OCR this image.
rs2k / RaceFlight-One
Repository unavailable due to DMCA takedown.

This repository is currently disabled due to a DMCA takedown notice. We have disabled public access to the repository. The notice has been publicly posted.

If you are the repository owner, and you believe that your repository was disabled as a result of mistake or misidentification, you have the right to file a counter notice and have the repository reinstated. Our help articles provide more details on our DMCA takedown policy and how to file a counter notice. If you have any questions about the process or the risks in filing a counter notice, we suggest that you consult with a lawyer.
##########
§ YOUR OBJECTIVE
Extract all of the data exactly as written.

§ CORRECT OUTPUT
OCR this image.
rs2k / RaceFlight-One
Repository unavailable due to DMCA takedown.

This repository is currently disabled due to a DMCA takedown notice. We have disabled public access to the repository. The notice has been publicly posted.

If you are the repository owner, and you believe that your repository was disabled as a result of mistake or misidentification, you have the right to file a counter notice and have the repository reinstated. Our help articles provide more details on our DMCA takedown policy and how to file a counter notice. If you have any questions about the process or the risks in filing a counter notice, we suggest that you consult with a lawyer.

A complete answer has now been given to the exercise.